### Problem details
Gather each line in the entries that includes the string "Bulletin".

### Data provided
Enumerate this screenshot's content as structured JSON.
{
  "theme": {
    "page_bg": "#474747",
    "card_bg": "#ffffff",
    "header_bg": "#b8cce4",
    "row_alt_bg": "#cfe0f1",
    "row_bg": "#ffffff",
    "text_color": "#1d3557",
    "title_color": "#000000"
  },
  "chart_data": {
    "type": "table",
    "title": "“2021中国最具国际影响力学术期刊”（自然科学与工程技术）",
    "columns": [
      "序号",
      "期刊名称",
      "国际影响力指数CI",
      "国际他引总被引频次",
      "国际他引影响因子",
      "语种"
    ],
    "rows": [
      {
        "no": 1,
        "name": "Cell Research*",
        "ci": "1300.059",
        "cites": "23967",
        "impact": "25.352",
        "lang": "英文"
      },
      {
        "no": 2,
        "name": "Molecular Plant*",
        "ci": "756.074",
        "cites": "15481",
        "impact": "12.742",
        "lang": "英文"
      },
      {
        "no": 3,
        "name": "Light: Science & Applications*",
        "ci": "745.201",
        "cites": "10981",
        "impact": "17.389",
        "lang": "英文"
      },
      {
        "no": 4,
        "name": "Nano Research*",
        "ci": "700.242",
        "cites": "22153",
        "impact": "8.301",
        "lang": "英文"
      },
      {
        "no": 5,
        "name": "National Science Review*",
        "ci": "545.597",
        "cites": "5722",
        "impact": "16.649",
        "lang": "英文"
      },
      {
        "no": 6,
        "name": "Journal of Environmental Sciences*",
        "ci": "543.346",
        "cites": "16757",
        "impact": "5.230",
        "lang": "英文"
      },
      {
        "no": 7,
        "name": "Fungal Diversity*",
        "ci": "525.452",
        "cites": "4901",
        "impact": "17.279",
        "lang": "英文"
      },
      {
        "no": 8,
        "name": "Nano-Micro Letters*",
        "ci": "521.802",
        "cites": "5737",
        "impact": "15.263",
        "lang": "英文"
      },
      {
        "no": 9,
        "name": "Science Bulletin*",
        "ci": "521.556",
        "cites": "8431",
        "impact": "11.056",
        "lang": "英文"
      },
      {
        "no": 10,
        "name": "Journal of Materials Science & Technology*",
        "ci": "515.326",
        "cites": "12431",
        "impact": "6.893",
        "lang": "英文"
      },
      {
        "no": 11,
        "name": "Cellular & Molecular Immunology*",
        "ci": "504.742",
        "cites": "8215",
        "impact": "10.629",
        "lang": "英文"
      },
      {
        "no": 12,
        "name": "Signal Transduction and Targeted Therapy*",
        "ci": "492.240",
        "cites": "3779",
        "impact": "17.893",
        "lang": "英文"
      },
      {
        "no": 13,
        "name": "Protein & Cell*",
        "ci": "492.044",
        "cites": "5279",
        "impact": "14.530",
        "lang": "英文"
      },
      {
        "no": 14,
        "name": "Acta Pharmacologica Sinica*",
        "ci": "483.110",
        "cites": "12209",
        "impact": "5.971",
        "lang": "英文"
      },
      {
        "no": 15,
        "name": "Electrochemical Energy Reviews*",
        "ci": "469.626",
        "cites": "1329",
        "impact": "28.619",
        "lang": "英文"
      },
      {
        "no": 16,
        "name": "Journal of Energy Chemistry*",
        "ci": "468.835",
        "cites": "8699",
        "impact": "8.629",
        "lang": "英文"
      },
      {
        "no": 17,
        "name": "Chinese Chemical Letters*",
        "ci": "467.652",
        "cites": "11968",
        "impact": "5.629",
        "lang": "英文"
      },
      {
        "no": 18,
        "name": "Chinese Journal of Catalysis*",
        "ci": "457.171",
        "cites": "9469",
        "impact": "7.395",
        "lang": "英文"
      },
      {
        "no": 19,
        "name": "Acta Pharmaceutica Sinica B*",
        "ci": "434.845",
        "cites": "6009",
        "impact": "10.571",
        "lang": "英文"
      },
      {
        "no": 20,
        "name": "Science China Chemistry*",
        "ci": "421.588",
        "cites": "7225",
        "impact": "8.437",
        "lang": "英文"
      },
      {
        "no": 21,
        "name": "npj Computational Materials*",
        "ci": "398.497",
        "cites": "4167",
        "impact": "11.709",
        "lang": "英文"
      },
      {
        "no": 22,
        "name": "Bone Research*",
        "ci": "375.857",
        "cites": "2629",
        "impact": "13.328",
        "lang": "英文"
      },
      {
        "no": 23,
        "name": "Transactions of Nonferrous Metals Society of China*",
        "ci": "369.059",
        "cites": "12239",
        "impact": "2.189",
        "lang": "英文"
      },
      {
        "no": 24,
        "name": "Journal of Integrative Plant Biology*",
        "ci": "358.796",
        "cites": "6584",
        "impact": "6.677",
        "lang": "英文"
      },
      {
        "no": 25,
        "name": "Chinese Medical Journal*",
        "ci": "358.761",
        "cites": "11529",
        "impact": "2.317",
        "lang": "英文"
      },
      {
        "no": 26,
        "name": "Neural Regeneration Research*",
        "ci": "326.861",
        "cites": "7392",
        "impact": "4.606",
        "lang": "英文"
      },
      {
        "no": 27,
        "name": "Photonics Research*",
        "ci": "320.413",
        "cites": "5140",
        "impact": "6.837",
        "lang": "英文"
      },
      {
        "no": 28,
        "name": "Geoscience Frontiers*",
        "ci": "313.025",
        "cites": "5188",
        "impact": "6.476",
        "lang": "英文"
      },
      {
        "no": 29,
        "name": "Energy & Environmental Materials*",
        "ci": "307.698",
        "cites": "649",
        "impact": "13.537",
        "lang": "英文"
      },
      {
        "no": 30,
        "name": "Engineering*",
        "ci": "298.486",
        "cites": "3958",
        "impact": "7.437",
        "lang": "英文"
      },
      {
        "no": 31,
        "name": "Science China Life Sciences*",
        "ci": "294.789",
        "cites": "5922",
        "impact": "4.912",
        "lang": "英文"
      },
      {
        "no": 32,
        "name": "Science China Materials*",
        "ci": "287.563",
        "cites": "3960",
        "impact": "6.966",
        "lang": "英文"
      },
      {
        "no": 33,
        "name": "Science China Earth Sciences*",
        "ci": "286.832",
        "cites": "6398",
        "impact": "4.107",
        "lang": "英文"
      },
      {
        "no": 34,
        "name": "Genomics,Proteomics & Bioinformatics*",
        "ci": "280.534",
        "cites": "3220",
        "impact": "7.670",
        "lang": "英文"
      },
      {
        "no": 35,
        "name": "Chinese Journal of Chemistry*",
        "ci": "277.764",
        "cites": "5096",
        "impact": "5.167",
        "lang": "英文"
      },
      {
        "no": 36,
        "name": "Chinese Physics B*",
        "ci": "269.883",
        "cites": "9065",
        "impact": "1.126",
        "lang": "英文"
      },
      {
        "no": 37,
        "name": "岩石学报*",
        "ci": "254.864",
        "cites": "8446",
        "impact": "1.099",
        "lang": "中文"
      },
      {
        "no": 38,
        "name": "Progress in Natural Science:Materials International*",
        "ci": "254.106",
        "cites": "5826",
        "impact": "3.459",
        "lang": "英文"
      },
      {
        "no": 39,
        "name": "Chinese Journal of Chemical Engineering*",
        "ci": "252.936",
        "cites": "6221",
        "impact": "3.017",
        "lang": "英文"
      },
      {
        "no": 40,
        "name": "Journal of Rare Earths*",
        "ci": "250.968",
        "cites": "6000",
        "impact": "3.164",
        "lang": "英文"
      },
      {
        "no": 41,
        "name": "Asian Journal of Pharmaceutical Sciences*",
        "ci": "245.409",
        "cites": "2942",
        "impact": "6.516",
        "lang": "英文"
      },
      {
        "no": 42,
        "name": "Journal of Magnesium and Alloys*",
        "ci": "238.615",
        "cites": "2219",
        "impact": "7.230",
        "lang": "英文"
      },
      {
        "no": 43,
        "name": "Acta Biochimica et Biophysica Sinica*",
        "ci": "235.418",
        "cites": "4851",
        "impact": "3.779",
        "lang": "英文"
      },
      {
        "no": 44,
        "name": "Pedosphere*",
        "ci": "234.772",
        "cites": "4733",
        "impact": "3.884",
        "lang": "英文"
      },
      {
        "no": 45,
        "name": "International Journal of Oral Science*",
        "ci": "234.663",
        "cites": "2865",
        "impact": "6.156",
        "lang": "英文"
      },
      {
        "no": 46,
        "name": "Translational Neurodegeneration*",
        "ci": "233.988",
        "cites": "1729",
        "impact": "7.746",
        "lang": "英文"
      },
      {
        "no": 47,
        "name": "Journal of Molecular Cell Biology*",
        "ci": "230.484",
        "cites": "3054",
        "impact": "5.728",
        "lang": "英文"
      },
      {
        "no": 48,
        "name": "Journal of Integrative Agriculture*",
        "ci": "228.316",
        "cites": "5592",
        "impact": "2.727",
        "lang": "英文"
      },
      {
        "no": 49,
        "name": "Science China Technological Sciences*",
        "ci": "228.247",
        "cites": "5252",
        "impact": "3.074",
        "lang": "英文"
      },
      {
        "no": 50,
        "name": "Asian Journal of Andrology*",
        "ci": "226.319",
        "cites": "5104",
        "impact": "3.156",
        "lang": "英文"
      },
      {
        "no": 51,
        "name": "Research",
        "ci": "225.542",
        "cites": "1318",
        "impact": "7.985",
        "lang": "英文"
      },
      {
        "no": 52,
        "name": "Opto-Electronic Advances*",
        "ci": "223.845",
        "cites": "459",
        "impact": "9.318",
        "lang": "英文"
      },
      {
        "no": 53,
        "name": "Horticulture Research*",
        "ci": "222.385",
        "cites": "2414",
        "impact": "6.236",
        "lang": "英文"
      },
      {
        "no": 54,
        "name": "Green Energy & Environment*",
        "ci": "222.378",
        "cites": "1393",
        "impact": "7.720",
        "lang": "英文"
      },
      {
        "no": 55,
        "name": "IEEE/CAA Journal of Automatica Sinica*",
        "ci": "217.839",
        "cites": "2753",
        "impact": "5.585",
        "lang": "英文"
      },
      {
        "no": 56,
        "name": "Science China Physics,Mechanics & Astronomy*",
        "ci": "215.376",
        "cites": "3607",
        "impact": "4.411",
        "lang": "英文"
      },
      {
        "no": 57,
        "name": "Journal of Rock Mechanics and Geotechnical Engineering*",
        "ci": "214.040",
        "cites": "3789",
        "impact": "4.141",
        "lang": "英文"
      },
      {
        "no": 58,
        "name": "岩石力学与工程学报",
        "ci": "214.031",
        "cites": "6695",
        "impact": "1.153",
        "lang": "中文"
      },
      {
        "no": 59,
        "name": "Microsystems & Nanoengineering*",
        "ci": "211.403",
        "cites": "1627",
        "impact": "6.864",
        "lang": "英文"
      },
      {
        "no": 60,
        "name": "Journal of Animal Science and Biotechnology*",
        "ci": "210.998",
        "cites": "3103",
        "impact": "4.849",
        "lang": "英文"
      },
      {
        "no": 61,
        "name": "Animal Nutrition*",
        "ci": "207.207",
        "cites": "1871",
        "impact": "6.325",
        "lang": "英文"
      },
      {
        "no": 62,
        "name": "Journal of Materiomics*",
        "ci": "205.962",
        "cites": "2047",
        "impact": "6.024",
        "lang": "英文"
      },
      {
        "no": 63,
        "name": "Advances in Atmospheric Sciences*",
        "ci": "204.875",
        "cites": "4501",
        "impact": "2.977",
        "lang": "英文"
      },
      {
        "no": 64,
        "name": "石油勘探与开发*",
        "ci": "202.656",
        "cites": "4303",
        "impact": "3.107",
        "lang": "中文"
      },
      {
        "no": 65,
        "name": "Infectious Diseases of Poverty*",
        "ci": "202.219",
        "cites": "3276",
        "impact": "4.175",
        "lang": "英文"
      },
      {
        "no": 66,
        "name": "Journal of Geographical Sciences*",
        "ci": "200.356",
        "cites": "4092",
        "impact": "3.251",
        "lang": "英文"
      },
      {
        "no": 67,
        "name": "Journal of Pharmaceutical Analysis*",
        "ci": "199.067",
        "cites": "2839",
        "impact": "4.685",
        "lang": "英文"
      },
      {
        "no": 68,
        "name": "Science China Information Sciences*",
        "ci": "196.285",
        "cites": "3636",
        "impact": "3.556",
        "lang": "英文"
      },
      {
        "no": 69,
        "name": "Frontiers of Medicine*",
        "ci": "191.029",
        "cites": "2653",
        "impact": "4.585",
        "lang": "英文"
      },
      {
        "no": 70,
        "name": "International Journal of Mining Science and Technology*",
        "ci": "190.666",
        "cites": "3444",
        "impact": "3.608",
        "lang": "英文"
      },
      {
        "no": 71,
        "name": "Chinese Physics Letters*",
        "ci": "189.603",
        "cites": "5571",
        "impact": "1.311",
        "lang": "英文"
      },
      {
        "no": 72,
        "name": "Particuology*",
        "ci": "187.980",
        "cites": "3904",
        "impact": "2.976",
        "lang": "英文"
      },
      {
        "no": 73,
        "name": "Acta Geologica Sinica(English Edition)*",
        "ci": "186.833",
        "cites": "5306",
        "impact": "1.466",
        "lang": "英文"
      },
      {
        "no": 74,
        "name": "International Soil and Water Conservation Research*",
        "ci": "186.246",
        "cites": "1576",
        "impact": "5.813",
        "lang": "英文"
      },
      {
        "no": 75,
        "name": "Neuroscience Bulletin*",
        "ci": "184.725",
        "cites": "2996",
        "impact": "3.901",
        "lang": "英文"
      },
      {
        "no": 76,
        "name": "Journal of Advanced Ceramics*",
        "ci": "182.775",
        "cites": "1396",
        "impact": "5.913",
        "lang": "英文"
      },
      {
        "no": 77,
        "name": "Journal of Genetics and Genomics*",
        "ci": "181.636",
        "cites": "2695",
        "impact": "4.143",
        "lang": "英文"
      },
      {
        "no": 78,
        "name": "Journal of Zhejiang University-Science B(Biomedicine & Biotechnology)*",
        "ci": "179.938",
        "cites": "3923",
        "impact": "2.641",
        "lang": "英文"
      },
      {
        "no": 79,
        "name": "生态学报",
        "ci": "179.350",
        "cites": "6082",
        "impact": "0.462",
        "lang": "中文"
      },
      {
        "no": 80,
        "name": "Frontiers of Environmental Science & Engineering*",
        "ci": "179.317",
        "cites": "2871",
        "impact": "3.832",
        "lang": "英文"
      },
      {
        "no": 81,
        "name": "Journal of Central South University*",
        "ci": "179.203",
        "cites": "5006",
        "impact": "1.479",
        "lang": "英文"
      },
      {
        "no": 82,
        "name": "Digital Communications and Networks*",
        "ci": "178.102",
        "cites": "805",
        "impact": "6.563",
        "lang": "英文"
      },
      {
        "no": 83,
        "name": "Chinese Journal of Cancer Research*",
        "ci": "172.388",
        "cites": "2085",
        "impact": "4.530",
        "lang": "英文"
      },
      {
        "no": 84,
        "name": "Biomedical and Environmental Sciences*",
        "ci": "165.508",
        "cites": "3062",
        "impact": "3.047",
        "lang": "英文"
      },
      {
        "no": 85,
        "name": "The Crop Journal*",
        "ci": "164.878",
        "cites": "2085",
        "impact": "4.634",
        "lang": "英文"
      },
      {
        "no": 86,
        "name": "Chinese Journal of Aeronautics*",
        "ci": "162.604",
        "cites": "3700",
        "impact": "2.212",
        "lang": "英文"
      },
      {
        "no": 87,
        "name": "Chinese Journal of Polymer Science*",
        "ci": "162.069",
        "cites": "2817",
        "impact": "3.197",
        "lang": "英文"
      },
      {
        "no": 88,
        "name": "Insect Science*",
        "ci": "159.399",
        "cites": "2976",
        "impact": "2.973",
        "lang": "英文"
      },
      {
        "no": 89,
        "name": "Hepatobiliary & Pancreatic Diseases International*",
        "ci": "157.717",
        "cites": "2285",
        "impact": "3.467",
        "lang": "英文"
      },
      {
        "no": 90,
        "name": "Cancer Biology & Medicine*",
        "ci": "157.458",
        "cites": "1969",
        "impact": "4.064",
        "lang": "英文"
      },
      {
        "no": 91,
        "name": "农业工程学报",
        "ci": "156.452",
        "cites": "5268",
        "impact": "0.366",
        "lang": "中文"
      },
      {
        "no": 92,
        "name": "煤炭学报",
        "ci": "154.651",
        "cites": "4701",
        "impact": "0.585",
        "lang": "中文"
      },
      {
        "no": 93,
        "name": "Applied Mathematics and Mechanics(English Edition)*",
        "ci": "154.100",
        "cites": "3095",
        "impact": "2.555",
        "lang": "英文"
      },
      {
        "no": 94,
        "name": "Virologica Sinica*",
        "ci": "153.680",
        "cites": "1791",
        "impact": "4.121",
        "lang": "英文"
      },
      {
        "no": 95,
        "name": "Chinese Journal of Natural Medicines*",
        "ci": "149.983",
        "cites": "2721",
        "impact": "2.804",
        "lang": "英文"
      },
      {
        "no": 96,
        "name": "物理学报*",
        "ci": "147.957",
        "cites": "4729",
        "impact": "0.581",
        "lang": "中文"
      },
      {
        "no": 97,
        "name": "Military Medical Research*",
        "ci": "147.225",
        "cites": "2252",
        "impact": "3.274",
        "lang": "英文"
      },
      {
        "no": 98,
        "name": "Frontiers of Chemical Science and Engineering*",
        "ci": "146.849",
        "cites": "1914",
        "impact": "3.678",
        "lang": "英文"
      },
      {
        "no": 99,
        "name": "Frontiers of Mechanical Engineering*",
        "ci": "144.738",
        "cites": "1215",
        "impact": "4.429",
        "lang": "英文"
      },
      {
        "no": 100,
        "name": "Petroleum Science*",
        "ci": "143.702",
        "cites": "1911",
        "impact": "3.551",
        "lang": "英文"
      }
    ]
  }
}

### Solution to the problem
        "name": "Science Bulletin*",
        "name": "Neuroscience Bulletin*",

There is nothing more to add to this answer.